[Stored data]
==*==
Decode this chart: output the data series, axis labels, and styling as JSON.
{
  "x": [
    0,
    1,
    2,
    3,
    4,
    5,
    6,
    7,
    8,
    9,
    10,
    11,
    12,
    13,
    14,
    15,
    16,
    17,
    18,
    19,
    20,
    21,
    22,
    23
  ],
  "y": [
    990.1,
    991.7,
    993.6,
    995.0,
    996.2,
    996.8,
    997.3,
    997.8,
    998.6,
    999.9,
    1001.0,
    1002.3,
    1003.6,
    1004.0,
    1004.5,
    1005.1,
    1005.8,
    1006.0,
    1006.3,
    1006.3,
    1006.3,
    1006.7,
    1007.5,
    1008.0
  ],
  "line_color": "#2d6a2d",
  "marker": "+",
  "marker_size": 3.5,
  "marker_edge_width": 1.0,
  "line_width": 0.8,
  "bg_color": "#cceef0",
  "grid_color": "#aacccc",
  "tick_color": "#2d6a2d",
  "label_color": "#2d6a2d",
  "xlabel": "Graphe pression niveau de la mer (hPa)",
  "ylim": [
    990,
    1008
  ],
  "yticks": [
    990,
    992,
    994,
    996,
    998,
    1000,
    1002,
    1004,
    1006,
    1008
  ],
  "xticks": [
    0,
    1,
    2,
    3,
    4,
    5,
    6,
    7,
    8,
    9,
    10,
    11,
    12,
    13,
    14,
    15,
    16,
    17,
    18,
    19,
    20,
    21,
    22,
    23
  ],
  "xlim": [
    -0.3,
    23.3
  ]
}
==*==
Transcribe the whole listing exactly.

Answer to this task:
Decode this chart: output the data series, axis labels, and styling as JSON.
{
  "x": [
    0,
    1,
    2,
    3,
    4,
    5,
    6,
    7,
    8,
    9,
    10,
    11,
    12,
    13,
    14,
    15,
    16,
    17,
    18,
    19,
    20,
    21,
    22,
    23
  ],
  "y": [
    990.1,
    991.7,
    993.6,
    995.0,
    996.2,
    996.8,
    997.3,
    997.8,
    998.6,
    999.9,
    1001.0,
    1002.3,
    1003.6,
    1004.0,
    1004.5,
    1005.1,
    1005.8,
    1006.0,
    1006.3,
    1006.3,
    1006.3,
    1006.7,
    1007.5,
    1008.0
  ],
  "line_color": "#2d6a2d",
  "marker": "+",
  "marker_size": 3.5,
  "marker_edge_width": 1.0,
  "line_width": 0.8,
  "bg_color": "#cceef0",
  "grid_color": "#aacccc",
  "tick_color": "#2d6a2d",
  "label_color": "#2d6a2d",
  "xlabel": "Graphe pression niveau de la mer (hPa)",
  "ylim": [
    990,
    1008
  ],
  "yticks": [
    990,
    992,
    994,
    996,
    998,
    1000,
    1002,
    1004,
    1006,
    1008
  ],
  "xticks": [
    0,
    1,
    2,
    3,
    4,
    5,
    6,
    7,
    8,
    9,
    10,
    11,
    12,
    13,
    14,
    15,
    16,
    17,
    18,
    19,
    20,
    21,
    22,
    23
  ],
  "xlim": [
    -0.3,
    23.3
  ]
}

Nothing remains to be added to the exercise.